* TASK REQUIREMENTS *
Single out the lines of the material that contain "advies" and copy them.

________________________

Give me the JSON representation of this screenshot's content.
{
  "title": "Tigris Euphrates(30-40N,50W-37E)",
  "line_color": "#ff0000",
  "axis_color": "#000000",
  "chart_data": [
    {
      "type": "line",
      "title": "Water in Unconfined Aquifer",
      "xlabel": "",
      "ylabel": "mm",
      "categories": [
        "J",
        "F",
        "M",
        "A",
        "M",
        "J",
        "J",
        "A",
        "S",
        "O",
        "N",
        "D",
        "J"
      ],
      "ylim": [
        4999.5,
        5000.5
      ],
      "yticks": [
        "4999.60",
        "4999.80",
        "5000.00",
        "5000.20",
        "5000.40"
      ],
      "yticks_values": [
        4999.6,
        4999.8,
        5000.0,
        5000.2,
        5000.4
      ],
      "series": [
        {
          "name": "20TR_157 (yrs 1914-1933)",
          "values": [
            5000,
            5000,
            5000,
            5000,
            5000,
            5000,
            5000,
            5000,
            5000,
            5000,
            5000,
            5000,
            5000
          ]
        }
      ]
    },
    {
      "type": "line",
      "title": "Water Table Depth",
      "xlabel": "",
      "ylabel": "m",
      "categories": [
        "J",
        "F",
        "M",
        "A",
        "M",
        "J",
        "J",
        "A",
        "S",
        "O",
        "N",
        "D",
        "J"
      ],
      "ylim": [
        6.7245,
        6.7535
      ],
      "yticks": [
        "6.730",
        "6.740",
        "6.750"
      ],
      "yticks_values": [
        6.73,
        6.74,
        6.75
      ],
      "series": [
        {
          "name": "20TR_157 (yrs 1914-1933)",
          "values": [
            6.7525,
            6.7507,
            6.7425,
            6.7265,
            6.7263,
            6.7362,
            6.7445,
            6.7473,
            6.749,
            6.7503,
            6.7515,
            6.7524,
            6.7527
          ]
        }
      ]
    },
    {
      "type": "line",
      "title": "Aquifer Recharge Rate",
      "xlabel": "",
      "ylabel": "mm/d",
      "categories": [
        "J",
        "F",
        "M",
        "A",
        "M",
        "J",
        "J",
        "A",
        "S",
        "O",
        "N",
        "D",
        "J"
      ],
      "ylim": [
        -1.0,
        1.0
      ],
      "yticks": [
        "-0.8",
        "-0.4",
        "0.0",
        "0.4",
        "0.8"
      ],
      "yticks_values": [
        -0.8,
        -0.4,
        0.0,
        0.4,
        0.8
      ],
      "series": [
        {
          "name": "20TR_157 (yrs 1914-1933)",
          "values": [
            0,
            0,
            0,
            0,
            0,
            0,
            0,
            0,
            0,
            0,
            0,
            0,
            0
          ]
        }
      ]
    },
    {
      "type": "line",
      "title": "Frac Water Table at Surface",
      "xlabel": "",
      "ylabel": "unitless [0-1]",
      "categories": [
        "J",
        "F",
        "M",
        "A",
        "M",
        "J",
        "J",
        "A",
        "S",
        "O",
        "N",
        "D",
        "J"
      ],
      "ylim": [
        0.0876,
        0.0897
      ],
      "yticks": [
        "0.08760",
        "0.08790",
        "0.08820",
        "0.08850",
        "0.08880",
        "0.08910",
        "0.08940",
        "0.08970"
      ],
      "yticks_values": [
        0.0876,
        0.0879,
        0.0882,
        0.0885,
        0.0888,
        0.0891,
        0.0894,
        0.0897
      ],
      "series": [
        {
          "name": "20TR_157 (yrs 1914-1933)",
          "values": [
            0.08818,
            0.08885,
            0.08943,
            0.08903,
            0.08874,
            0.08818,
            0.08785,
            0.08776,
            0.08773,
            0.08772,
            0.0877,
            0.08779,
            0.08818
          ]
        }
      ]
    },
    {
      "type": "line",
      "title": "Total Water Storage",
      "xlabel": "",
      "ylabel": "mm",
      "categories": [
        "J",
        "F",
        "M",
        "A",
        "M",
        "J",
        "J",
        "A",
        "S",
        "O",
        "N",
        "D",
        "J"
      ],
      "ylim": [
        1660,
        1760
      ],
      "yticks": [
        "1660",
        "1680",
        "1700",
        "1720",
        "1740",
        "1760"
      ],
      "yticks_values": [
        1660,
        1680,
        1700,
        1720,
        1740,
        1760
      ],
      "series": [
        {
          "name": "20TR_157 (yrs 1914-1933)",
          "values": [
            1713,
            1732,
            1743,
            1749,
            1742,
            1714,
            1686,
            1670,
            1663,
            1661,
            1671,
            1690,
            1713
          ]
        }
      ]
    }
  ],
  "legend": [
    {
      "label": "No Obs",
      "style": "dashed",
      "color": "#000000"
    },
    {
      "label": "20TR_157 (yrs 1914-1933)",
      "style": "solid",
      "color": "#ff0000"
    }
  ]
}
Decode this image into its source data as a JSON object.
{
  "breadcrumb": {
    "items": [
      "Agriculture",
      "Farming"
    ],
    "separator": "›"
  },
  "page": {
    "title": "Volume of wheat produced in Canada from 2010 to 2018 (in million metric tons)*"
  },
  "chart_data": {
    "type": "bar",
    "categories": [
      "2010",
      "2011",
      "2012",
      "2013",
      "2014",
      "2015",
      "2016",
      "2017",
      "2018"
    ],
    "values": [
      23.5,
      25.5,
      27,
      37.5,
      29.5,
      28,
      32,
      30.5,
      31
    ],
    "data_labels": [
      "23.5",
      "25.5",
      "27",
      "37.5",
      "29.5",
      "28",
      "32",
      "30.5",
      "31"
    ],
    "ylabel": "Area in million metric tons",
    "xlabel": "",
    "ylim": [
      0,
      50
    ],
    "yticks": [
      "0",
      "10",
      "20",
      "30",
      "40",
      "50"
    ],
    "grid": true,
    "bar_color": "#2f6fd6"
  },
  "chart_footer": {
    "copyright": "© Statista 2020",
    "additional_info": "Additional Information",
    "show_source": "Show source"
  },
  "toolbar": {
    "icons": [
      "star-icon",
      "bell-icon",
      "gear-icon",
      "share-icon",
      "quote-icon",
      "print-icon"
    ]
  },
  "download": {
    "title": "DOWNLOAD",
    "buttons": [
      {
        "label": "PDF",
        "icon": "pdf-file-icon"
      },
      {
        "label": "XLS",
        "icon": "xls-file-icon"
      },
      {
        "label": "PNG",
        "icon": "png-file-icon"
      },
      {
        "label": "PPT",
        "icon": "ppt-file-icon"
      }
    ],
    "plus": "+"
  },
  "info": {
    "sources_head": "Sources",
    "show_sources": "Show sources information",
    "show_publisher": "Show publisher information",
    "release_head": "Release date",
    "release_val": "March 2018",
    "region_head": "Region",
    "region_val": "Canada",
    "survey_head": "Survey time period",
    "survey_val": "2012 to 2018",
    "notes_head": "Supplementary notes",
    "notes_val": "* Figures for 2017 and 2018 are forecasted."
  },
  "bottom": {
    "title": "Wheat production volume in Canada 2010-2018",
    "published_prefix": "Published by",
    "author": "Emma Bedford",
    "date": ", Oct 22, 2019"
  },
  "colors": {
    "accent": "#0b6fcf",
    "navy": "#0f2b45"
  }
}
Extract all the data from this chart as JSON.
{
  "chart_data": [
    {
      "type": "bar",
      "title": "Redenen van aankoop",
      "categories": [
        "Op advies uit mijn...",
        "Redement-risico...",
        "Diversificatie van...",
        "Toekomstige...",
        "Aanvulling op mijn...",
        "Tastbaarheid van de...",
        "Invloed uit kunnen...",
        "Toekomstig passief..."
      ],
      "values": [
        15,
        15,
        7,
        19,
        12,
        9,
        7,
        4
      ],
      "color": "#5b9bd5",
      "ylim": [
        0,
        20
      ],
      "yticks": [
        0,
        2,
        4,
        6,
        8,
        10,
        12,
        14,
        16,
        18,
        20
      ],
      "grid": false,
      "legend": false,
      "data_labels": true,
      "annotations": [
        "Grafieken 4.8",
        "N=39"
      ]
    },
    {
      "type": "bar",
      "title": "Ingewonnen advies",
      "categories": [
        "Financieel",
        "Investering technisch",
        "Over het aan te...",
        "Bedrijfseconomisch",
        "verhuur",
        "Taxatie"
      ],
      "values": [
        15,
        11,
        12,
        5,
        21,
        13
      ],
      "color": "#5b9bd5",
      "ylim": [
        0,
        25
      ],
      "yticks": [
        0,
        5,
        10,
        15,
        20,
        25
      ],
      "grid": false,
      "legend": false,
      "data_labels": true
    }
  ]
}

________________________

* FINAL RESULT *
        "Op advies uit mijn...",
      "title": "Ingewonnen advies",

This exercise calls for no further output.